YOUR GOAL: From the listing below, extract each entry exactly as written, minus the images.

** Start of SUPPLIED MATERIAL **

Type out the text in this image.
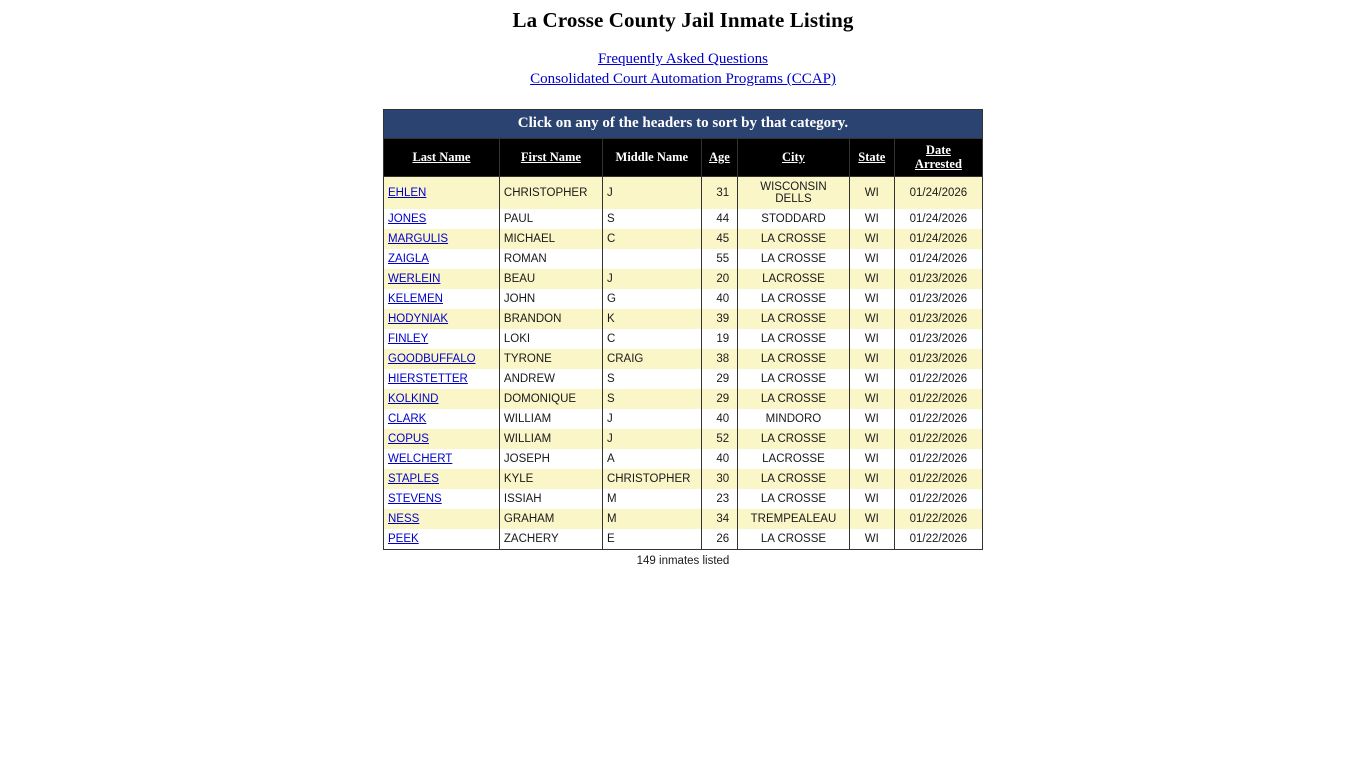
La Crosse County Jail Inmate Listing
Frequently Asked Questions
Consolidated Court Automation Programs (CCAP)
Click on any of the headers to sort by that category.						
Last Name	First Name	Middle Name	Age	City	State	Date
Arrested
EHLEN	CHRISTOPHER	J	31	WISCONSIN DELLS	WI	01/24/2026
JONES	PAUL	S	44	STODDARD	WI	01/24/2026
MARGULIS	MICHAEL	C	45	LA CROSSE	WI	01/24/2026
ZAIGLA	ROMAN		55	LA CROSSE	WI	01/24/2026
WERLEIN	BEAU	J	20	LACROSSE	WI	01/23/2026
KELEMEN	JOHN	G	40	LA CROSSE	WI	01/23/2026
HODYNIAK	BRANDON	K	39	LA CROSSE	WI	01/23/2026
FINLEY	LOKI	C	19	LA CROSSE	WI	01/23/2026
GOODBUFFALO	TYRONE	CRAIG	38	LA CROSSE	WI	01/23/2026
HIERSTETTER	ANDREW	S	29	LA CROSSE	WI	01/22/2026
KOLKIND	DOMONIQUE	S	29	LA CROSSE	WI	01/22/2026
CLARK	WILLIAM	J	40	MINDORO	WI	01/22/2026
COPUS	WILLIAM	J	52	LA CROSSE	WI	01/22/2026
WELCHERT	JOSEPH	A	40	LACROSSE	WI	01/22/2026
STAPLES	KYLE	CHRISTOPHER	30	LA CROSSE	WI	01/22/2026
STEVENS	ISSIAH	M	23	LA CROSSE	WI	01/22/2026
NESS	GRAHAM	M	34	TREMPEALEAU	WI	01/22/2026
PEEK	ZACHERY	E	26	LA CROSSE	WI	01/22/2026
149 inmates listed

** End of SUPPLIED MATERIAL **

SOLUTION FOR THIS PROBLEM:
Type out the text in this image.
La Crosse County Jail Inmate Listing
Frequently Asked Questions
Consolidated Court Automation Programs (CCAP)
Click on any of the headers to sort by that category.						
Last Name	First Name	Middle Name	Age	City	State	Date
Arrested
EHLEN	CHRISTOPHER	J	31	WISCONSIN DELLS	WI	01/24/2026
JONES	PAUL	S	44	STODDARD	WI	01/24/2026
MARGULIS	MICHAEL	C	45	LA CROSSE	WI	01/24/2026
ZAIGLA	ROMAN		55	LA CROSSE	WI	01/24/2026
WERLEIN	BEAU	J	20	LACROSSE	WI	01/23/2026
KELEMEN	JOHN	G	40	LA CROSSE	WI	01/23/2026
HODYNIAK	BRANDON	K	39	LA CROSSE	WI	01/23/2026
FINLEY	LOKI	C	19	LA CROSSE	WI	01/23/2026
GOODBUFFALO	TYRONE	CRAIG	38	LA CROSSE	WI	01/23/2026
HIERSTETTER	ANDREW	S	29	LA CROSSE	WI	01/22/2026
KOLKIND	DOMONIQUE	S	29	LA CROSSE	WI	01/22/2026
CLARK	WILLIAM	J	40	MINDORO	WI	01/22/2026
COPUS	WILLIAM	J	52	LA CROSSE	WI	01/22/2026
WELCHERT	JOSEPH	A	40	LACROSSE	WI	01/22/2026
STAPLES	KYLE	CHRISTOPHER	30	LA CROSSE	WI	01/22/2026
STEVENS	ISSIAH	M	23	LA CROSSE	WI	01/22/2026
NESS	GRAHAM	M	34	TREMPEALEAU	WI	01/22/2026
PEEK	ZACHERY	E	26	LA CROSSE	WI	01/22/2026
149 inmates listed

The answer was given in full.